- _Your objective_:
Please print the records without any change, from their first line through the line that contains "breakpoint-dot-icon[interactable] [116,76,122,82]", including both of those lines.

- _Data listing_:
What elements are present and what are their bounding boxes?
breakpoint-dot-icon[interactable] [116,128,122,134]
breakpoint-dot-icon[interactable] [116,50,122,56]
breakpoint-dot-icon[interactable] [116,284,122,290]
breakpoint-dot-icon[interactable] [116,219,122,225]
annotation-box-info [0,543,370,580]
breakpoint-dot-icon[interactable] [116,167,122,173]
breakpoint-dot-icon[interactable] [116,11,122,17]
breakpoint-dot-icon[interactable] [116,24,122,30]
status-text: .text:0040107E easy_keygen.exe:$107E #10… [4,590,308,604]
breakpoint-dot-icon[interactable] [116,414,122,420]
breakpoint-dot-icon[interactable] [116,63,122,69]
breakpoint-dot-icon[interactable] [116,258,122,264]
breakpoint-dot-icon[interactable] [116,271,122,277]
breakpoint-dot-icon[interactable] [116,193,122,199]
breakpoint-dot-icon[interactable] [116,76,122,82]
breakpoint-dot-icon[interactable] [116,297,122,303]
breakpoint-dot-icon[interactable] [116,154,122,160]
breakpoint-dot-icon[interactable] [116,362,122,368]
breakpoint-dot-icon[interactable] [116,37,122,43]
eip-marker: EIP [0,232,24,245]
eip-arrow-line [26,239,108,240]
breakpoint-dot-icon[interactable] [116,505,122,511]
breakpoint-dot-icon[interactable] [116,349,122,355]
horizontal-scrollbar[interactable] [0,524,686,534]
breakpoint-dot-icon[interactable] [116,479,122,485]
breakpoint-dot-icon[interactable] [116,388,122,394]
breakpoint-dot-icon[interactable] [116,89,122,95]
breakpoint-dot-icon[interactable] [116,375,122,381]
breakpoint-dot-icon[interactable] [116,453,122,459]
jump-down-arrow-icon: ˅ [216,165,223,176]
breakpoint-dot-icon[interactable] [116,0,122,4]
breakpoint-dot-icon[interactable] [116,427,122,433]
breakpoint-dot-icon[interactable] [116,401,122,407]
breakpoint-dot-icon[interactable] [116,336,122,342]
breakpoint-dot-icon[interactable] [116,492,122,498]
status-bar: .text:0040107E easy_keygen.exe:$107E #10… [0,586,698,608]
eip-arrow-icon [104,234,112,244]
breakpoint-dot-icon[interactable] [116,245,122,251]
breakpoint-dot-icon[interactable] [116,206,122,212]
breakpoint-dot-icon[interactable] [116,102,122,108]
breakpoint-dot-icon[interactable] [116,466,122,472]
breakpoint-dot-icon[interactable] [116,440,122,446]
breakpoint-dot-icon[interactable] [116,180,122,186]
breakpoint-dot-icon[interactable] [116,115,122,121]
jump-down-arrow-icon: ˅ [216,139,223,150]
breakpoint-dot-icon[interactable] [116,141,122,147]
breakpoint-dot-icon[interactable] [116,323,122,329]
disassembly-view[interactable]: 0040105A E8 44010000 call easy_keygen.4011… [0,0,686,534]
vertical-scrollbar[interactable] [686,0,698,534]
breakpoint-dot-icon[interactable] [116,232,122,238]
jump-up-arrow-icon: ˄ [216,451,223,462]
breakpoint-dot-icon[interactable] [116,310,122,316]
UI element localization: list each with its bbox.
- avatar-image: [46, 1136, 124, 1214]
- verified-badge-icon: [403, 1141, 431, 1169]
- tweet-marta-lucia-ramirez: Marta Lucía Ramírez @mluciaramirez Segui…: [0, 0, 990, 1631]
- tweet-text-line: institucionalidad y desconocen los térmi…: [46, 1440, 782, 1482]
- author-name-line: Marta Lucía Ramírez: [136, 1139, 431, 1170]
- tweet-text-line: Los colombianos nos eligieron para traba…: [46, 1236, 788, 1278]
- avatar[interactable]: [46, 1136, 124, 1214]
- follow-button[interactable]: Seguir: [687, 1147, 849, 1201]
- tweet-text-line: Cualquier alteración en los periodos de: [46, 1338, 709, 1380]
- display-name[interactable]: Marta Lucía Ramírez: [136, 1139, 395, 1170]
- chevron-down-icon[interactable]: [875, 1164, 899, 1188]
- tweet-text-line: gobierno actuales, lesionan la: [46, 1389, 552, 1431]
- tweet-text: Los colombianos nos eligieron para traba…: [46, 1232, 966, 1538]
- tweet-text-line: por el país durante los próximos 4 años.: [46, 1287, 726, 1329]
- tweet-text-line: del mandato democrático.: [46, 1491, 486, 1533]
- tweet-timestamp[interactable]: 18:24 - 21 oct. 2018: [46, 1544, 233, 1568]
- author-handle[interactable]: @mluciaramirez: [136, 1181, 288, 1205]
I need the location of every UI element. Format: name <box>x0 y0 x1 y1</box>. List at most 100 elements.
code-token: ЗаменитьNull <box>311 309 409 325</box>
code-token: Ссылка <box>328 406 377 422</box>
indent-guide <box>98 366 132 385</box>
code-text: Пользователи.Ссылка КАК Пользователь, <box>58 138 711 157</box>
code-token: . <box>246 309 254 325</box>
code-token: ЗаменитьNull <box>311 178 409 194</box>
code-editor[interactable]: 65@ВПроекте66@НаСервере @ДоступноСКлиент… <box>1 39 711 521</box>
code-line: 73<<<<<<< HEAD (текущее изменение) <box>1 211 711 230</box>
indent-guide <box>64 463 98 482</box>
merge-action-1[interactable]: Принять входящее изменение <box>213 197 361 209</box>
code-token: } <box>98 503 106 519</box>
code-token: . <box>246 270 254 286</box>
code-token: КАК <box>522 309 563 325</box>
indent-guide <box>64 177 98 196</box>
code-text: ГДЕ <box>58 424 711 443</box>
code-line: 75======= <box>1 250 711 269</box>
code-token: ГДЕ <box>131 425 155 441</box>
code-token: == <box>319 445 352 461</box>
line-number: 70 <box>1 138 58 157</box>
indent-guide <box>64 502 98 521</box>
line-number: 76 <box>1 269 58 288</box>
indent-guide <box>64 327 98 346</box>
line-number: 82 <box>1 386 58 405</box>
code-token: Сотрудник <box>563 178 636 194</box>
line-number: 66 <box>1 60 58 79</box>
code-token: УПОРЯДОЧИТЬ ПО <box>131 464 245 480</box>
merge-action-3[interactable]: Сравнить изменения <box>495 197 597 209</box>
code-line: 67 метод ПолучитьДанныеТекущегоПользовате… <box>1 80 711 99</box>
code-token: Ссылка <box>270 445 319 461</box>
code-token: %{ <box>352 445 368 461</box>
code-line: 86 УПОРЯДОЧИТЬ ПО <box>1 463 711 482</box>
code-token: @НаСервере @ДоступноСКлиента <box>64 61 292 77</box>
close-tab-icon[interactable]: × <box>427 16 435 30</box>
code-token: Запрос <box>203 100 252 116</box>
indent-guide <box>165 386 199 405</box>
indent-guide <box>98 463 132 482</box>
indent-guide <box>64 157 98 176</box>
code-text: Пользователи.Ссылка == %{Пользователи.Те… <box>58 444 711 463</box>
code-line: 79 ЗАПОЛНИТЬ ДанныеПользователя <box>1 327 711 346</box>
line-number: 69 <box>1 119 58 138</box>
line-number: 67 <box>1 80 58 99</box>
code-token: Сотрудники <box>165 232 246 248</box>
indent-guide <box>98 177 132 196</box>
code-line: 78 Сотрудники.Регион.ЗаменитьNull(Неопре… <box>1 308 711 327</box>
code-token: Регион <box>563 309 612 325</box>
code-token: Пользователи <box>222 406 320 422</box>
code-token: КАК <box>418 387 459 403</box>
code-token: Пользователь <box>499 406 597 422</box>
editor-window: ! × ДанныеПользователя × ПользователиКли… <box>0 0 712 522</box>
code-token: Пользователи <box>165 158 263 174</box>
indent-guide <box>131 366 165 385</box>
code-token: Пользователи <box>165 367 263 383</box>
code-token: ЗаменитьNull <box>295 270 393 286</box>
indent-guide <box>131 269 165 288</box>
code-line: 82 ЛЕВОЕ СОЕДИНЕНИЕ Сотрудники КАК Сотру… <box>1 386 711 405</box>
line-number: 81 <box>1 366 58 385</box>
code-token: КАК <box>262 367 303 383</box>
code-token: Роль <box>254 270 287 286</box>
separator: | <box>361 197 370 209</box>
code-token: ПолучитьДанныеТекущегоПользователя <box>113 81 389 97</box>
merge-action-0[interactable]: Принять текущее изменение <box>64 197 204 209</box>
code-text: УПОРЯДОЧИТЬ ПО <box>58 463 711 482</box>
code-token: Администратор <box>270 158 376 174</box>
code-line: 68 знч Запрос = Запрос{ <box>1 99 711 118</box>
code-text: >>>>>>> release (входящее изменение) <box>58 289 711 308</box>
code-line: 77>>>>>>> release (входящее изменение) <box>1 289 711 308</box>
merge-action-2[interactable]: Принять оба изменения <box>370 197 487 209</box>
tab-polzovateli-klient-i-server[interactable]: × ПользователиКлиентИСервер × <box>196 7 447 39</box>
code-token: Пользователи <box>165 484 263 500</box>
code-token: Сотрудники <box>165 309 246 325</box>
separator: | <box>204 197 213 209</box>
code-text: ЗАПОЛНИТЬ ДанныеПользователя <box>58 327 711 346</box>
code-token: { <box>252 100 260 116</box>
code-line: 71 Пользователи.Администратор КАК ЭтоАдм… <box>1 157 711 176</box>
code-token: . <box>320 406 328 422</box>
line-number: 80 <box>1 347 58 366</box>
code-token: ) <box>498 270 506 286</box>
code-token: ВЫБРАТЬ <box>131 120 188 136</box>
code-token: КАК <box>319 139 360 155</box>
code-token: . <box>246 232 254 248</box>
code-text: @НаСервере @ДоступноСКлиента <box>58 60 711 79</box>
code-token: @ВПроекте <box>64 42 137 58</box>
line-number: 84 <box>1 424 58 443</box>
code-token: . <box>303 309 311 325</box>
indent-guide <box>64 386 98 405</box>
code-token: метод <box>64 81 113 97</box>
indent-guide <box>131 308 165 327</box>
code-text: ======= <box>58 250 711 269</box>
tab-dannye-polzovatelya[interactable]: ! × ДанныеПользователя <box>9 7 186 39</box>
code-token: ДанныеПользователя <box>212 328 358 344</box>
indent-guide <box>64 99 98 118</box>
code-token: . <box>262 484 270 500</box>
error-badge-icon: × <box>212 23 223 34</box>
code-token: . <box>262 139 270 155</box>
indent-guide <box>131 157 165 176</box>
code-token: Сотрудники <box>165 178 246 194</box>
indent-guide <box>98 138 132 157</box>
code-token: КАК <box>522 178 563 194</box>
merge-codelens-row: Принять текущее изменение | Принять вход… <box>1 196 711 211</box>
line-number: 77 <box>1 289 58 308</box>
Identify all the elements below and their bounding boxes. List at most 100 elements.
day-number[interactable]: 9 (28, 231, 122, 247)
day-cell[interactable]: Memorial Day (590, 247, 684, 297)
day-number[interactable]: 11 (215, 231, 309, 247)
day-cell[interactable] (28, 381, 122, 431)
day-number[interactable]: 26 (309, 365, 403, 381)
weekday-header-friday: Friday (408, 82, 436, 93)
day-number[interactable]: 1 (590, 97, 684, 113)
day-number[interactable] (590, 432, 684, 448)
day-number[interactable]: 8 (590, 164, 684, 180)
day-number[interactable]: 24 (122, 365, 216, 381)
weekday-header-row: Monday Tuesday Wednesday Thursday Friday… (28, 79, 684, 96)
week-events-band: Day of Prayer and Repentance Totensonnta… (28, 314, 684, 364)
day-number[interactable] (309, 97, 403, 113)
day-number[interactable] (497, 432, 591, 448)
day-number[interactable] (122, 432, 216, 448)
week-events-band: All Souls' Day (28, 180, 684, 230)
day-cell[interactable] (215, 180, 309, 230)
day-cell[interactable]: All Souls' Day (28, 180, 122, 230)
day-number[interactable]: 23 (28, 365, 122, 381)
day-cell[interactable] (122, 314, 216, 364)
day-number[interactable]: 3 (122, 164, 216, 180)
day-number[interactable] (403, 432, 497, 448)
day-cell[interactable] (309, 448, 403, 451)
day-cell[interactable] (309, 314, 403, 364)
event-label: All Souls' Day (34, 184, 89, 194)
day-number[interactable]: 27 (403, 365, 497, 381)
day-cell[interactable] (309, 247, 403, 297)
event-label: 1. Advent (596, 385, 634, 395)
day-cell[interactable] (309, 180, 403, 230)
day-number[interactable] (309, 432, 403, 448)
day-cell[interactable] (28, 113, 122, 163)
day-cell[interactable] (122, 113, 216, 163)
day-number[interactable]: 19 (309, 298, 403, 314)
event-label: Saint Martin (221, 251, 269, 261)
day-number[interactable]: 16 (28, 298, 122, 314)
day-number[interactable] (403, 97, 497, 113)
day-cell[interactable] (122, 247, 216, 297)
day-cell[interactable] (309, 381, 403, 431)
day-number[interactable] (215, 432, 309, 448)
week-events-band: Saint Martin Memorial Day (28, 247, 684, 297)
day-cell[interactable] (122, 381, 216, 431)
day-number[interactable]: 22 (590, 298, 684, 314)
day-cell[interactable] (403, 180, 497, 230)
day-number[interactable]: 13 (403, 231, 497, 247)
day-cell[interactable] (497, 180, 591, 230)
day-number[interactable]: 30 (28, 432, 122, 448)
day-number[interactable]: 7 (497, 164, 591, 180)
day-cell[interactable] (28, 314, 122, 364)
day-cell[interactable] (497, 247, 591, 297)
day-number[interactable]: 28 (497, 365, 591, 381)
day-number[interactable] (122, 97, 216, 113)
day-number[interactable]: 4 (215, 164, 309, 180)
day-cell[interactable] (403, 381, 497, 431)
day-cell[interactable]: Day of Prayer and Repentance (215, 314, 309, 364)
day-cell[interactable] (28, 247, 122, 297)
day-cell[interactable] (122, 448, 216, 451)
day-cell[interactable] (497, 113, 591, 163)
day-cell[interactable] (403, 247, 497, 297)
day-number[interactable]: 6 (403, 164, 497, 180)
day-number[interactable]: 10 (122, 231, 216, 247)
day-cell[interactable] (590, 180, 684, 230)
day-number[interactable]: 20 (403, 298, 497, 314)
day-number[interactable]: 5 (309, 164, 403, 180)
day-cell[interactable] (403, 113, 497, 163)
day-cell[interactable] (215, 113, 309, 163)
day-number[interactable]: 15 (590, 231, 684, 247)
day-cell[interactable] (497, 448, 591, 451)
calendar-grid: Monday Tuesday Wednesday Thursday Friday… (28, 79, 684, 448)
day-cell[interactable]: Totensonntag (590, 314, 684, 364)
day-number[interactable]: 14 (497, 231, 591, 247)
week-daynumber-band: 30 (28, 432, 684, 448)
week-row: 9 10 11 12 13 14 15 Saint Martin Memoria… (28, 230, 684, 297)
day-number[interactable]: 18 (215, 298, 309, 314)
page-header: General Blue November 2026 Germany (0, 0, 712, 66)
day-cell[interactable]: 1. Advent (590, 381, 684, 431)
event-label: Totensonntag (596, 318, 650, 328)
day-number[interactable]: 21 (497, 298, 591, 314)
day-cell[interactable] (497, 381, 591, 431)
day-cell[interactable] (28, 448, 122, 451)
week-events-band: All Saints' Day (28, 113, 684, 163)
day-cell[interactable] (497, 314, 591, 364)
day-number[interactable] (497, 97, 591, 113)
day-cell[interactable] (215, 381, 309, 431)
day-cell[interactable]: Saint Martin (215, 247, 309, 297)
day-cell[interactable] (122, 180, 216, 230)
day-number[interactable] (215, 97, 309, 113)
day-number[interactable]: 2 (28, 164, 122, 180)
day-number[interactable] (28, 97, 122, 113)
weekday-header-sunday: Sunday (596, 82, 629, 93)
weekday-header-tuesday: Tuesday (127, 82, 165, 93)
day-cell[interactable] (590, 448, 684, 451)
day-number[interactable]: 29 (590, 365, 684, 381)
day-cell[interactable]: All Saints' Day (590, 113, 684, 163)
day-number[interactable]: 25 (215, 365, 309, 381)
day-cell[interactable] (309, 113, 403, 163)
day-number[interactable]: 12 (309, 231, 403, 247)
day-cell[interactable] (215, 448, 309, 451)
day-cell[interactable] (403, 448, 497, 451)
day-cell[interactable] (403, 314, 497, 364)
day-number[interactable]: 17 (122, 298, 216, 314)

- _Exercise solution_:
What elements are present and what are their bounding boxes?
breakpoint-dot-icon[interactable] [116,128,122,134]
breakpoint-dot-icon[interactable] [116,50,122,56]
breakpoint-dot-icon[interactable] [116,284,122,290]
breakpoint-dot-icon[interactable] [116,219,122,225]
annotation-box-info [0,543,370,580]
breakpoint-dot-icon[interactable] [116,167,122,173]
breakpoint-dot-icon[interactable] [116,11,122,17]
breakpoint-dot-icon[interactable] [116,24,122,30]
status-text: .text:0040107E easy_keygen.exe:$107E #10… [4,590,308,604]
breakpoint-dot-icon[interactable] [116,414,122,420]
breakpoint-dot-icon[interactable] [116,63,122,69]
breakpoint-dot-icon[interactable] [116,258,122,264]
breakpoint-dot-icon[interactable] [116,271,122,277]
breakpoint-dot-icon[interactable] [116,193,122,199]
breakpoint-dot-icon[interactable] [116,76,122,82]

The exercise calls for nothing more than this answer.